» **Requirements**
All of the data needs to be repeated exactly.

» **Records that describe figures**
>>>>

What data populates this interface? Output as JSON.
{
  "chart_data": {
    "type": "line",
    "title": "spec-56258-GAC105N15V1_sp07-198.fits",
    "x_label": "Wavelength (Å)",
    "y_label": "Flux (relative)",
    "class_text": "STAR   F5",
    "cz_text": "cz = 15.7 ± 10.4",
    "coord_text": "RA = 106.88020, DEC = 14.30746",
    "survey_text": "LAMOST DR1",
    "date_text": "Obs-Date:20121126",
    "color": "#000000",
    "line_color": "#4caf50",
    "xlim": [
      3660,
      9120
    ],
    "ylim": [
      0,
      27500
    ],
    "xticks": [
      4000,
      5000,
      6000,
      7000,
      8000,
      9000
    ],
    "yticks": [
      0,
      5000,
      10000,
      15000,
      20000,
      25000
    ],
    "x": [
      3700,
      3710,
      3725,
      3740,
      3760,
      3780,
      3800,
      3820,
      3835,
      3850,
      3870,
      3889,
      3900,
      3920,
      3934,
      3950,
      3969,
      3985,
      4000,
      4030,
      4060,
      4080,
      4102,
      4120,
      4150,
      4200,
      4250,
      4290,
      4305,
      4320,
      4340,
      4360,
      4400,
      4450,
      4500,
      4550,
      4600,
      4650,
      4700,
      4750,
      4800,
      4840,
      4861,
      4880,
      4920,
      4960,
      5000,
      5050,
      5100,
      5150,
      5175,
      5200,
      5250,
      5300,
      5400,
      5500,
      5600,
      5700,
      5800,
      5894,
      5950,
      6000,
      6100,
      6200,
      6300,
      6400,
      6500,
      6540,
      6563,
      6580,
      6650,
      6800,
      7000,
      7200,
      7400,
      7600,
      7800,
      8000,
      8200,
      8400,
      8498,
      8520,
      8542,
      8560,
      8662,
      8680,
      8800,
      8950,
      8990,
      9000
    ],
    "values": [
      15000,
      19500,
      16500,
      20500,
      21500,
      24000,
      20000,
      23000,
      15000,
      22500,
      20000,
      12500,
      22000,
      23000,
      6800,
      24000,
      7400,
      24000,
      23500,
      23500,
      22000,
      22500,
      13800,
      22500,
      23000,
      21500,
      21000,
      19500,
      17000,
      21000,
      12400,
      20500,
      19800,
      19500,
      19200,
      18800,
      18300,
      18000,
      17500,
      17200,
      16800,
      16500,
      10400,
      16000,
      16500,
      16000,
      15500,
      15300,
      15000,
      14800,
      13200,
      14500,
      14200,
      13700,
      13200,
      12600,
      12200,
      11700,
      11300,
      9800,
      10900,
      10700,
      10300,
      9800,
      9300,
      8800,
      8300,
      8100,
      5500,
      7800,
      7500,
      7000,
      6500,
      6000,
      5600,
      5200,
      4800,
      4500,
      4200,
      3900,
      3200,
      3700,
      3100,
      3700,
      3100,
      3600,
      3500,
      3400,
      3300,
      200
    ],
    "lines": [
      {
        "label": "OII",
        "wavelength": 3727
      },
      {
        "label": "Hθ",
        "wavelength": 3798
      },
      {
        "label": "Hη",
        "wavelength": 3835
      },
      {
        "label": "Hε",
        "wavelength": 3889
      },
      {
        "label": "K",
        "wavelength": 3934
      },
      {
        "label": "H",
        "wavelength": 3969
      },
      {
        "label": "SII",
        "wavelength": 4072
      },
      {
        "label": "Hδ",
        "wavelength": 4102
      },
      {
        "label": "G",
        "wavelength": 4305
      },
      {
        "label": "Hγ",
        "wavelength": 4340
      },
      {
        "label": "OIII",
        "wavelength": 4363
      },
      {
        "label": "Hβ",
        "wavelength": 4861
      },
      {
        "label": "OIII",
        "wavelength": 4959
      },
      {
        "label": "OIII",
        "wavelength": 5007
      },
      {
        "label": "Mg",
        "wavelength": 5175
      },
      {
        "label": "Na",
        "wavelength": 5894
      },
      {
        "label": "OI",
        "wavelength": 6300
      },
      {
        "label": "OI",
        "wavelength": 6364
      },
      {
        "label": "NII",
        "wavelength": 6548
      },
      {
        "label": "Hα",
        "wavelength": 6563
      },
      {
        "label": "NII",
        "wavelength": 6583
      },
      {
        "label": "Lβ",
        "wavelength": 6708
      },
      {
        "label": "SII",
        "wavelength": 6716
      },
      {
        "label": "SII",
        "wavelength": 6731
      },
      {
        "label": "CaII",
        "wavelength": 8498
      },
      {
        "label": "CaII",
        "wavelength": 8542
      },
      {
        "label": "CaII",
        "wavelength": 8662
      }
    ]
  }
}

<<<<

» **Answer to this problem**
What data populates this interface? Output as JSON.
{
  "chart_data": {
    "type": "line",
    "title": "spec-56258-GAC105N15V1_sp07-198.fits",
    "x_label": "Wavelength (Å)",
    "y_label": "Flux (relative)",
    "class_text": "STAR   F5",
    "cz_text": "cz = 15.7 ± 10.4",
    "coord_text": "RA = 106.88020, DEC = 14.30746",
    "survey_text": "LAMOST DR1",
    "date_text": "Obs-Date:20121126",
    "color": "#000000",
    "line_color": "#4caf50",
    "xlim": [
      3660,
      9120
    ],
    "ylim": [
      0,
      27500
    ],
    "xticks": [
      4000,
      5000,
      6000,
      7000,
      8000,
      9000
    ],
    "yticks": [
      0,
      5000,
      10000,
      15000,
      20000,
      25000
    ],
    "x": [
      3700,
      3710,
      3725,
      3740,
      3760,
      3780,
      3800,
      3820,
      3835,
      3850,
      3870,
      3889,
      3900,
      3920,
      3934,
      3950,
      3969,
      3985,
      4000,
      4030,
      4060,
      4080,
      4102,
      4120,
      4150,
      4200,
      4250,
      4290,
      4305,
      4320,
      4340,
      4360,
      4400,
      4450,
      4500,
      4550,
      4600,
      4650,
      4700,
      4750,
      4800,
      4840,
      4861,
      4880,
      4920,
      4960,
      5000,
      5050,
      5100,
      5150,
      5175,
      5200,
      5250,
      5300,
      5400,
      5500,
      5600,
      5700,
      5800,
      5894,
      5950,
      6000,
      6100,
      6200,
      6300,
      6400,
      6500,
      6540,
      6563,
      6580,
      6650,
      6800,
      7000,
      7200,
      7400,
      7600,
      7800,
      8000,
      8200,
      8400,
      8498,
      8520,
      8542,
      8560,
      8662,
      8680,
      8800,
      8950,
      8990,
      9000
    ],
    "values": [
      15000,
      19500,
      16500,
      20500,
      21500,
      24000,
      20000,
      23000,
      15000,
      22500,
      20000,
      12500,
      22000,
      23000,
      6800,
      24000,
      7400,
      24000,
      23500,
      23500,
      22000,
      22500,
      13800,
      22500,
      23000,
      21500,
      21000,
      19500,
      17000,
      21000,
      12400,
      20500,
      19800,
      19500,
      19200,
      18800,
      18300,
      18000,
      17500,
      17200,
      16800,
      16500,
      10400,
      16000,
      16500,
      16000,
      15500,
      15300,
      15000,
      14800,
      13200,
      14500,
      14200,
      13700,
      13200,
      12600,
      12200,
      11700,
      11300,
      9800,
      10900,
      10700,
      10300,
      9800,
      9300,
      8800,
      8300,
      8100,
      5500,
      7800,
      7500,
      7000,
      6500,
      6000,
      5600,
      5200,
      4800,
      4500,
      4200,
      3900,
      3200,
      3700,
      3100,
      3700,
      3100,
      3600,
      3500,
      3400,
      3300,
      200
    ],
    "lines": [
      {
        "label": "OII",
        "wavelength": 3727
      },
      {
        "label": "Hθ",
        "wavelength": 3798
      },
      {
        "label": "Hη",
        "wavelength": 3835
      },
      {
        "label": "Hε",
        "wavelength": 3889
      },
      {
        "label": "K",
        "wavelength": 3934
      },
      {
        "label": "H",
        "wavelength": 3969
      },
      {
        "label": "SII",
        "wavelength": 4072
      },
      {
        "label": "Hδ",
        "wavelength": 4102
      },
      {
        "label": "G",
        "wavelength": 4305
      },
      {
        "label": "Hγ",
        "wavelength": 4340
      },
      {
        "label": "OIII",
        "wavelength": 4363
      },
      {
        "label": "Hβ",
        "wavelength": 4861
      },
      {
        "label": "OIII",
        "wavelength": 4959
      },
      {
        "label": "OIII",
        "wavelength": 5007
      },
      {
        "label": "Mg",
        "wavelength": 5175
      },
      {
        "label": "Na",
        "wavelength": 5894
      },
      {
        "label": "OI",
        "wavelength": 6300
      },
      {
        "label": "OI",
        "wavelength": 6364
      },
      {
        "label": "NII",
        "wavelength": 6548
      },
      {
        "label": "Hα",
        "wavelength": 6563
      },
      {
        "label": "NII",
        "wavelength": 6583
      },
      {
        "label": "Lβ",
        "wavelength": 6708
      },
      {
        "label": "SII",
        "wavelength": 6716
      },
      {
        "label": "SII",
        "wavelength": 6731
      },
      {
        "label": "CaII",
        "wavelength": 8498
      },
      {
        "label": "CaII",
        "wavelength": 8542
      },
      {
        "label": "CaII",
        "wavelength": 8662
      }
    ]
  }
}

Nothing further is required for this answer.